### EXERCISE DESCRIPTION
The exercise asks for every line of the data to be reproduced exactly.

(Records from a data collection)

[Start]

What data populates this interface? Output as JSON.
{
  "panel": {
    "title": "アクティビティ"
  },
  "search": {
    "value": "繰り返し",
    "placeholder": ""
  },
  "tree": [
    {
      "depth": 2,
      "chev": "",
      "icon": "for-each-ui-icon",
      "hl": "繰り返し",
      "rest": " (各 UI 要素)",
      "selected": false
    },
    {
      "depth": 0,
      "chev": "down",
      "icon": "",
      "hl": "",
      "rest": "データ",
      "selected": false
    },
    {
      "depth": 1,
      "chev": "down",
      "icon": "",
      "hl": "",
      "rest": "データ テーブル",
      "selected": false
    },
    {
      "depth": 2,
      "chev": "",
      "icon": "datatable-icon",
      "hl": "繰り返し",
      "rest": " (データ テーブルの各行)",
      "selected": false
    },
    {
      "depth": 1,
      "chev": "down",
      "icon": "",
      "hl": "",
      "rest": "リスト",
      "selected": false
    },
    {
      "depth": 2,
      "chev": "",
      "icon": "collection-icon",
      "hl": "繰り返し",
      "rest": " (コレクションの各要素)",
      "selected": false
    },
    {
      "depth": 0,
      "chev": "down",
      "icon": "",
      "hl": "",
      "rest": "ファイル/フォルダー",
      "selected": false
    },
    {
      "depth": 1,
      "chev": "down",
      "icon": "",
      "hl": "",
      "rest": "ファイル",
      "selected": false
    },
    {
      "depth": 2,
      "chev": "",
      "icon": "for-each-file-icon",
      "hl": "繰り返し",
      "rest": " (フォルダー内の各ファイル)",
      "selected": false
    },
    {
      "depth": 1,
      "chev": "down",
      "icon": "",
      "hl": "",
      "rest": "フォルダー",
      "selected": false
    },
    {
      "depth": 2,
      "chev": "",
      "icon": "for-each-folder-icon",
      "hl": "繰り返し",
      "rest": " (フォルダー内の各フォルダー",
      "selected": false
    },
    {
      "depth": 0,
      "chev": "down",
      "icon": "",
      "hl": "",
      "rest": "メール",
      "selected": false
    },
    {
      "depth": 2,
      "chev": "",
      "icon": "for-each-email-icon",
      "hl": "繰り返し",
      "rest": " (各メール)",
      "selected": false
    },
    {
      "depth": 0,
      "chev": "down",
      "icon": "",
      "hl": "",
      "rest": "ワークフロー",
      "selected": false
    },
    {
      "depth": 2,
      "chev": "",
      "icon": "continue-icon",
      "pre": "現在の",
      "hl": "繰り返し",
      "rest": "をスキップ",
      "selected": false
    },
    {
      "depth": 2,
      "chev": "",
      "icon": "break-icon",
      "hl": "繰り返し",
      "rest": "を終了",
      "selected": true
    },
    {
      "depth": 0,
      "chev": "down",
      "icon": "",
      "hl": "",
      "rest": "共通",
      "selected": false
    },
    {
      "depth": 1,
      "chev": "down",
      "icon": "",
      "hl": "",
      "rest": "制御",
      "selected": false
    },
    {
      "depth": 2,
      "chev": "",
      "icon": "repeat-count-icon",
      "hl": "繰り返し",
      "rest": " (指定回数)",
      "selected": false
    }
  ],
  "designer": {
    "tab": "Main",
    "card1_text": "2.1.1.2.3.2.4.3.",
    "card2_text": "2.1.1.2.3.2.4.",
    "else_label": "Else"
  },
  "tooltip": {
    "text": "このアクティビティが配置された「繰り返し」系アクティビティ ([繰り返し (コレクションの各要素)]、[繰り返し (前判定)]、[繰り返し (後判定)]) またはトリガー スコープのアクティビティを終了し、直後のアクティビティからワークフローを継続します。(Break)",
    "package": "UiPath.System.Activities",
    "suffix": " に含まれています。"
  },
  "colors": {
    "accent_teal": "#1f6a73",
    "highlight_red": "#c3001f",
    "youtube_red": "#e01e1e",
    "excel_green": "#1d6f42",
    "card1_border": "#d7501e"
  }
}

[End]

### WRITTEN SOLUTION
What data populates this interface? Output as JSON.
{
  "panel": {
    "title": "アクティビティ"
  },
  "search": {
    "value": "繰り返し",
    "placeholder": ""
  },
  "tree": [
    {
      "depth": 2,
      "chev": "",
      "icon": "for-each-ui-icon",
      "hl": "繰り返し",
      "rest": " (各 UI 要素)",
      "selected": false
    },
    {
      "depth": 0,
      "chev": "down",
      "icon": "",
      "hl": "",
      "rest": "データ",
      "selected": false
    },
    {
      "depth": 1,
      "chev": "down",
      "icon": "",
      "hl": "",
      "rest": "データ テーブル",
      "selected": false
    },
    {
      "depth": 2,
      "chev": "",
      "icon": "datatable-icon",
      "hl": "繰り返し",
      "rest": " (データ テーブルの各行)",
      "selected": false
    },
    {
      "depth": 1,
      "chev": "down",
      "icon": "",
      "hl": "",
      "rest": "リスト",
      "selected": false
    },
    {
      "depth": 2,
      "chev": "",
      "icon": "collection-icon",
      "hl": "繰り返し",
      "rest": " (コレクションの各要素)",
      "selected": false
    },
    {
      "depth": 0,
      "chev": "down",
      "icon": "",
      "hl": "",
      "rest": "ファイル/フォルダー",
      "selected": false
    },
    {
      "depth": 1,
      "chev": "down",
      "icon": "",
      "hl": "",
      "rest": "ファイル",
      "selected": false
    },
    {
      "depth": 2,
      "chev": "",
      "icon": "for-each-file-icon",
      "hl": "繰り返し",
      "rest": " (フォルダー内の各ファイル)",
      "selected": false
    },
    {
      "depth": 1,
      "chev": "down",
      "icon": "",
      "hl": "",
      "rest": "フォルダー",
      "selected": false
    },
    {
      "depth": 2,
      "chev": "",
      "icon": "for-each-folder-icon",
      "hl": "繰り返し",
      "rest": " (フォルダー内の各フォルダー",
      "selected": false
    },
    {
      "depth": 0,
      "chev": "down",
      "icon": "",
      "hl": "",
      "rest": "メール",
      "selected": false
    },
    {
      "depth": 2,
      "chev": "",
      "icon": "for-each-email-icon",
      "hl": "繰り返し",
      "rest": " (各メール)",
      "selected": false
    },
    {
      "depth": 0,
      "chev": "down",
      "icon": "",
      "hl": "",
      "rest": "ワークフロー",
      "selected": false
    },
    {
      "depth": 2,
      "chev": "",
      "icon": "continue-icon",
      "pre": "現在の",
      "hl": "繰り返し",
      "rest": "をスキップ",
      "selected": false
    },
    {
      "depth": 2,
      "chev": "",
      "icon": "break-icon",
      "hl": "繰り返し",
      "rest": "を終了",
      "selected": true
    },
    {
      "depth": 0,
      "chev": "down",
      "icon": "",
      "hl": "",
      "rest": "共通",
      "selected": false
    },
    {
      "depth": 1,
      "chev": "down",
      "icon": "",
      "hl": "",
      "rest": "制御",
      "selected": false
    },
    {
      "depth": 2,
      "chev": "",
      "icon": "repeat-count-icon",
      "hl": "繰り返し",
      "rest": " (指定回数)",
      "selected": false
    }
  ],
  "designer": {
    "tab": "Main",
    "card1_text": "2.1.1.2.3.2.4.3.",
    "card2_text": "2.1.1.2.3.2.4.",
    "else_label": "Else"
  },
  "tooltip": {
    "text": "このアクティビティが配置された「繰り返し」系アクティビティ ([繰り返し (コレクションの各要素)]、[繰り返し (前判定)]、[繰り返し (後判定)]) またはトリガー スコープのアクティビティを終了し、直後のアクティビティからワークフローを継続します。(Break)",
    "package": "UiPath.System.Activities",
    "suffix": " に含まれています。"
  },
  "colors": {
    "accent_teal": "#1f6a73",
    "highlight_red": "#c3001f",
    "youtube_red": "#e01e1e",
    "excel_green": "#1d6f42",
    "card1_border": "#d7501e"
  }
}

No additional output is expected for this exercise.